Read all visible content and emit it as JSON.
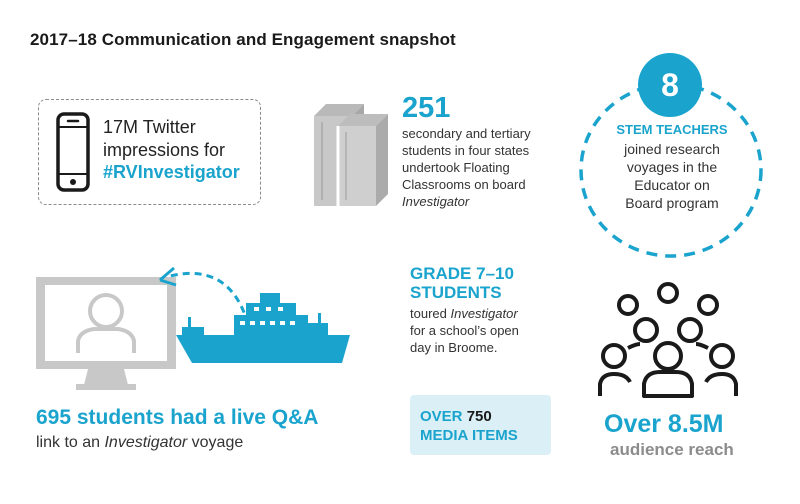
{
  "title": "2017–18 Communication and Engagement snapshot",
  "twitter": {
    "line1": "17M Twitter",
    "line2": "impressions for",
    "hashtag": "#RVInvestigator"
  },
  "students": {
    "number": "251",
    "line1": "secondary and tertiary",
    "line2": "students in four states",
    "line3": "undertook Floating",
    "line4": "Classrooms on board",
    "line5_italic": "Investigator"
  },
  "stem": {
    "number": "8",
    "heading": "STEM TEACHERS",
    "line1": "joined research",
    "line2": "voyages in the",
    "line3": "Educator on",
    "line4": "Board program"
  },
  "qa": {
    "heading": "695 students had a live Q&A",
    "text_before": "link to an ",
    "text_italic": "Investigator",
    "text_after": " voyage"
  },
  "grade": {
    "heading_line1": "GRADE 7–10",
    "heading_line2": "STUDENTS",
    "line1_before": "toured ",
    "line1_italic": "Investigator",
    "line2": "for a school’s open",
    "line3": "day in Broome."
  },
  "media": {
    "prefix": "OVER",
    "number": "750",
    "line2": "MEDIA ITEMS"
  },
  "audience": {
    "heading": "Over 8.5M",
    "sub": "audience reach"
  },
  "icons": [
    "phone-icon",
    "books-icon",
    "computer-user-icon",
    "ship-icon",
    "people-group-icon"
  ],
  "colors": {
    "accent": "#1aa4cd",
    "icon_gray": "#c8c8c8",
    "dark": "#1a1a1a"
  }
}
==
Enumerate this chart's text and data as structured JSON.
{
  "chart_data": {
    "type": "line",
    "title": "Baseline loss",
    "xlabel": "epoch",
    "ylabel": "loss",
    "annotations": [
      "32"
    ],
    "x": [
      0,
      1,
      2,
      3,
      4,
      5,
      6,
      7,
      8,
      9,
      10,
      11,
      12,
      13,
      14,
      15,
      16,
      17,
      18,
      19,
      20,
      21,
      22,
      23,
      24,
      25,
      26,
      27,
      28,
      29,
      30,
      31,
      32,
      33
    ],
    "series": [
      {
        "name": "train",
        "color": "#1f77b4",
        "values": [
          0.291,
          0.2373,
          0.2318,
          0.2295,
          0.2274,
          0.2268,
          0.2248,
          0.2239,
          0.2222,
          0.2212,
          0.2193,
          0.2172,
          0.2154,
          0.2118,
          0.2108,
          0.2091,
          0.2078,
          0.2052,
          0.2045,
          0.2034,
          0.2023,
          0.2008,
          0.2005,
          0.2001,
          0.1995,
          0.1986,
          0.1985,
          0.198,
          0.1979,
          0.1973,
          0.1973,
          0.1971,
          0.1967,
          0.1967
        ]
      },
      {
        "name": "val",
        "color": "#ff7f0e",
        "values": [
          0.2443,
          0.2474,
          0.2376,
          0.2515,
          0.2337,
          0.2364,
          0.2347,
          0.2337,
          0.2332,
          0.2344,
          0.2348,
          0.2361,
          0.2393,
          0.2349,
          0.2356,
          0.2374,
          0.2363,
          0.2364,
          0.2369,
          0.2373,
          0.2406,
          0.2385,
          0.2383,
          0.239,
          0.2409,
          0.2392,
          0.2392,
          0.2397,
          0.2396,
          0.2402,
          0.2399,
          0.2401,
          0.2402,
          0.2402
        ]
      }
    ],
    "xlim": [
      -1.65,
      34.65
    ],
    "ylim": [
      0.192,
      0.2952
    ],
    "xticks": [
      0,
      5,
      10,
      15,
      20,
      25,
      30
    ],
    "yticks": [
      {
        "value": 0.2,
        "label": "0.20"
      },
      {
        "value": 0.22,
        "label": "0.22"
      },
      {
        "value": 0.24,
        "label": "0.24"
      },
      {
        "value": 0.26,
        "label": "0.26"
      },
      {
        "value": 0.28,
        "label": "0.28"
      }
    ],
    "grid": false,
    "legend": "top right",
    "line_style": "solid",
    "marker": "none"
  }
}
* * *
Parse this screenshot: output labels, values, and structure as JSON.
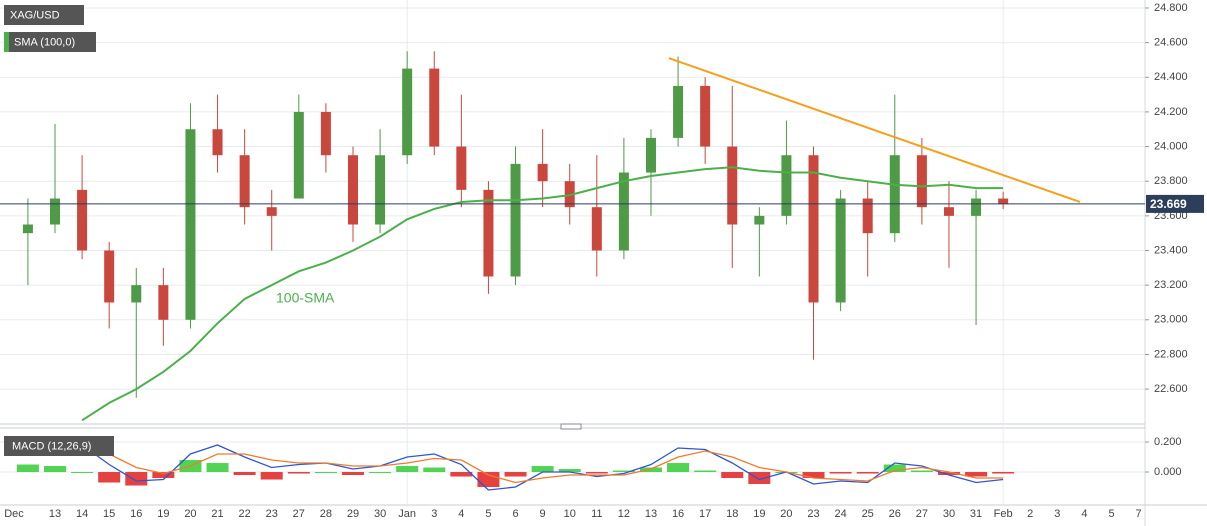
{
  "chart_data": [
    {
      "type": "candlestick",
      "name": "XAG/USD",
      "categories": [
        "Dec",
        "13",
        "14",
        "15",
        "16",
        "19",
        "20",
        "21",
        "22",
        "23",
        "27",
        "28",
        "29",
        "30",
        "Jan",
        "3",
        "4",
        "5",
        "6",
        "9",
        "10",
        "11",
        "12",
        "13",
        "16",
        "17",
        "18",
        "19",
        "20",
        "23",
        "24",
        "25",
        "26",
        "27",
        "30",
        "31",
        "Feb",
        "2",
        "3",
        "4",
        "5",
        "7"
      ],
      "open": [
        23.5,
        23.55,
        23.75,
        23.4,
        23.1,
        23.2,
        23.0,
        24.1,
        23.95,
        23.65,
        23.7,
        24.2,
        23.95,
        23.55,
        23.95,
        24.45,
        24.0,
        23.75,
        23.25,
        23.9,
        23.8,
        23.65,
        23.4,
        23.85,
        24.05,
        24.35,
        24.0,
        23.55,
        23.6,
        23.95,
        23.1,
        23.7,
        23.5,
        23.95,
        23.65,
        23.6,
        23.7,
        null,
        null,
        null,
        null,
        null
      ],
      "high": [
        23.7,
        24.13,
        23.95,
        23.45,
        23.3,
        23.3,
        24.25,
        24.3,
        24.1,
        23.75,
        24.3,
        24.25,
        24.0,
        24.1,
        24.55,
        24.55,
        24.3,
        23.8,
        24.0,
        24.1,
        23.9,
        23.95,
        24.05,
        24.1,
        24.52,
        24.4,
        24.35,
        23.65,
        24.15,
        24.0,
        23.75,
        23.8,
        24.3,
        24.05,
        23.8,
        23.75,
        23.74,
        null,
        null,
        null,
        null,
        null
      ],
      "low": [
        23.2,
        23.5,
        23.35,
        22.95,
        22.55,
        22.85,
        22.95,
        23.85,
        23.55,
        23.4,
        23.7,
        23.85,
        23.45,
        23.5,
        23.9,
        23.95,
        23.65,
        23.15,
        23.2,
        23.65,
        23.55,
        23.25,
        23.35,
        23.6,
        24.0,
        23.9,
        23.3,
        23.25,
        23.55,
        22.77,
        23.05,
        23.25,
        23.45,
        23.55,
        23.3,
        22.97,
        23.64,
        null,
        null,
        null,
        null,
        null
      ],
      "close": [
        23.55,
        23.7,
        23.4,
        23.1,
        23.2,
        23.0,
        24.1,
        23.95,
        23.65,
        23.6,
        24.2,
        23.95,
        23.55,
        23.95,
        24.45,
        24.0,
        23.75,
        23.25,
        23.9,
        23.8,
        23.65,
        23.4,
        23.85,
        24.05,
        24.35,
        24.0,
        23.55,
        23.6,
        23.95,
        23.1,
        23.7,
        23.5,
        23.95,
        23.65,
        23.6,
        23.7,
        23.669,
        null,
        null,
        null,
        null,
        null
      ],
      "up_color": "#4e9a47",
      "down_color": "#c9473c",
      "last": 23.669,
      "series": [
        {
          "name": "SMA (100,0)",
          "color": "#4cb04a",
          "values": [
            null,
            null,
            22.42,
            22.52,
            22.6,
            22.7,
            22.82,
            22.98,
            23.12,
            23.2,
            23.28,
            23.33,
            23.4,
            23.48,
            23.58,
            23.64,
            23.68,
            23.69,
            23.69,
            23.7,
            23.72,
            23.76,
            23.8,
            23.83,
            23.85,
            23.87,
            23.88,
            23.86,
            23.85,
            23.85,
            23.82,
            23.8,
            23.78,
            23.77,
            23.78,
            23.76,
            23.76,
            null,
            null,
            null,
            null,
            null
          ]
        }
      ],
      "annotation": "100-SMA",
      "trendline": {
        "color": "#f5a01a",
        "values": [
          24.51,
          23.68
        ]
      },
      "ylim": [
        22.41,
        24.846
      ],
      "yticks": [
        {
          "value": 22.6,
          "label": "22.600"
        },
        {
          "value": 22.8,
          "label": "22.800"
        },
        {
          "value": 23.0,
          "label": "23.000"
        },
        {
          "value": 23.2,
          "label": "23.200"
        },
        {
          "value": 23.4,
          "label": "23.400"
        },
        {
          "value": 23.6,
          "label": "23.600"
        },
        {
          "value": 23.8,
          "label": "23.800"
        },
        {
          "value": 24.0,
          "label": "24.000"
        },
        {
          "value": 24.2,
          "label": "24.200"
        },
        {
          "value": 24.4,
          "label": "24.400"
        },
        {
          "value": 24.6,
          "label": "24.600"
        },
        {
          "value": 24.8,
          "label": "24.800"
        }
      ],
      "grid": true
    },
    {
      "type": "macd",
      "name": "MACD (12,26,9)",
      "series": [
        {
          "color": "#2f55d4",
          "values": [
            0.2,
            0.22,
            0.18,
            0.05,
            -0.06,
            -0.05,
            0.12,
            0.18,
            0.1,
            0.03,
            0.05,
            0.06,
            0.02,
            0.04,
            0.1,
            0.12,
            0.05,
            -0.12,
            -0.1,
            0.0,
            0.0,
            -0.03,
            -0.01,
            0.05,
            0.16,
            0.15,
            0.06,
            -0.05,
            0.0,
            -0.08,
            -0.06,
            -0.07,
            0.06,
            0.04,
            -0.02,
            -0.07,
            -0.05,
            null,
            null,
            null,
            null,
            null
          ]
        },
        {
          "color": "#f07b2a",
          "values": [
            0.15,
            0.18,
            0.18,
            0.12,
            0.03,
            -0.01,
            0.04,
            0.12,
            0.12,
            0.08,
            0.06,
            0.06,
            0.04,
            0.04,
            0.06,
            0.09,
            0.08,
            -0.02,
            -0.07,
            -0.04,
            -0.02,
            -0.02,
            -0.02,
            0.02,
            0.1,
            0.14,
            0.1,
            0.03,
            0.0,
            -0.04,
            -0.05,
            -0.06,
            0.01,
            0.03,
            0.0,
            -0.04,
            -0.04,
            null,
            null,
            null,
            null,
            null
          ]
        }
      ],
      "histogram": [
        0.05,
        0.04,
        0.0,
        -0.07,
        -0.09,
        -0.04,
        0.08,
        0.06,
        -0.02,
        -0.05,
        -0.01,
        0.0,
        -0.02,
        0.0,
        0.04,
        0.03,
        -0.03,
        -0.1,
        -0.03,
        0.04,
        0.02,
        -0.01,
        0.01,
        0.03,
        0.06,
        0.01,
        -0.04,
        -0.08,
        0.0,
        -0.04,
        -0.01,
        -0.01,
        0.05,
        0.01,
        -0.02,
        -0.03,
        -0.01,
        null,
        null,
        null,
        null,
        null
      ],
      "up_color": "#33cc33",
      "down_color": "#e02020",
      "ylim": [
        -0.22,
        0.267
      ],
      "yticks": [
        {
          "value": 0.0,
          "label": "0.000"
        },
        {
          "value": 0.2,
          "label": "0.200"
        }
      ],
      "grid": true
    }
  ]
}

_Set problem_:
Which lines contain "this"? Copy each of them.

_Solved exercise_:
Enumerate this chart's text and data as structured JSON.
Parse this screenshot: output labels, values, and structure as JSON.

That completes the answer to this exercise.